AIM: Repeat every record below exactly as written.

— begin —

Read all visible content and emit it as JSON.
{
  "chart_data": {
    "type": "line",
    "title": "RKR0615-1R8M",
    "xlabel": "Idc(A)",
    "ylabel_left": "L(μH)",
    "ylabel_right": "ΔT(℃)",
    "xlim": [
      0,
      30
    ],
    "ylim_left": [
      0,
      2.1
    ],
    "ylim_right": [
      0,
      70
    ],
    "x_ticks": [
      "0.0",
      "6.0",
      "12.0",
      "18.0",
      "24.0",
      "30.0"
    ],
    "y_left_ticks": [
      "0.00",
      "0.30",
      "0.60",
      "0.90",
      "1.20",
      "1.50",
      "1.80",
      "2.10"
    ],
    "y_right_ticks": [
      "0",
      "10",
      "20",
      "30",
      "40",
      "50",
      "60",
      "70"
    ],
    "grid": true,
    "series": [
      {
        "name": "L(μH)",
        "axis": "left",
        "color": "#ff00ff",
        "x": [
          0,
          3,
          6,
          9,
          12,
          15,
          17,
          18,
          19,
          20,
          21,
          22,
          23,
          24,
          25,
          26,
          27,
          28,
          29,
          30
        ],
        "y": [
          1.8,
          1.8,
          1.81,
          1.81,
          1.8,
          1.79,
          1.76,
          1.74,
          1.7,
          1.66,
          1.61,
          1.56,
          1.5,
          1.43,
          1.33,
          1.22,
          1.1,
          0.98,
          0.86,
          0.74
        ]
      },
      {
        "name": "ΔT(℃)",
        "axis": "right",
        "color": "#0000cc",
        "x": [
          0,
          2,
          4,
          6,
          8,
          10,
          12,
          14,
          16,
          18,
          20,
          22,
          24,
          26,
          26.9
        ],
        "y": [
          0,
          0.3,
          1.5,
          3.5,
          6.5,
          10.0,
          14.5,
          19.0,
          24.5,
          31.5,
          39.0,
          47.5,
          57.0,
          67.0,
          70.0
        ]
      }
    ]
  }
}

— end —

OUTPUT FOR THIS TASK:
Read all visible content and emit it as JSON.
{
  "chart_data": {
    "type": "line",
    "title": "RKR0615-1R8M",
    "xlabel": "Idc(A)",
    "ylabel_left": "L(μH)",
    "ylabel_right": "ΔT(℃)",
    "xlim": [
      0,
      30
    ],
    "ylim_left": [
      0,
      2.1
    ],
    "ylim_right": [
      0,
      70
    ],
    "x_ticks": [
      "0.0",
      "6.0",
      "12.0",
      "18.0",
      "24.0",
      "30.0"
    ],
    "y_left_ticks": [
      "0.00",
      "0.30",
      "0.60",
      "0.90",
      "1.20",
      "1.50",
      "1.80",
      "2.10"
    ],
    "y_right_ticks": [
      "0",
      "10",
      "20",
      "30",
      "40",
      "50",
      "60",
      "70"
    ],
    "grid": true,
    "series": [
      {
        "name": "L(μH)",
        "axis": "left",
        "color": "#ff00ff",
        "x": [
          0,
          3,
          6,
          9,
          12,
          15,
          17,
          18,
          19,
          20,
          21,
          22,
          23,
          24,
          25,
          26,
          27,
          28,
          29,
          30
        ],
        "y": [
          1.8,
          1.8,
          1.81,
          1.81,
          1.8,
          1.79,
          1.76,
          1.74,
          1.7,
          1.66,
          1.61,
          1.56,
          1.5,
          1.43,
          1.33,
          1.22,
          1.1,
          0.98,
          0.86,
          0.74
        ]
      },
      {
        "name": "ΔT(℃)",
        "axis": "right",
        "color": "#0000cc",
        "x": [
          0,
          2,
          4,
          6,
          8,
          10,
          12,
          14,
          16,
          18,
          20,
          22,
          24,
          26,
          26.9
        ],
        "y": [
          0,
          0.3,
          1.5,
          3.5,
          6.5,
          10.0,
          14.5,
          19.0,
          24.5,
          31.5,
          39.0,
          47.5,
          57.0,
          67.0,
          70.0
        ]
      }
    ]
  }
}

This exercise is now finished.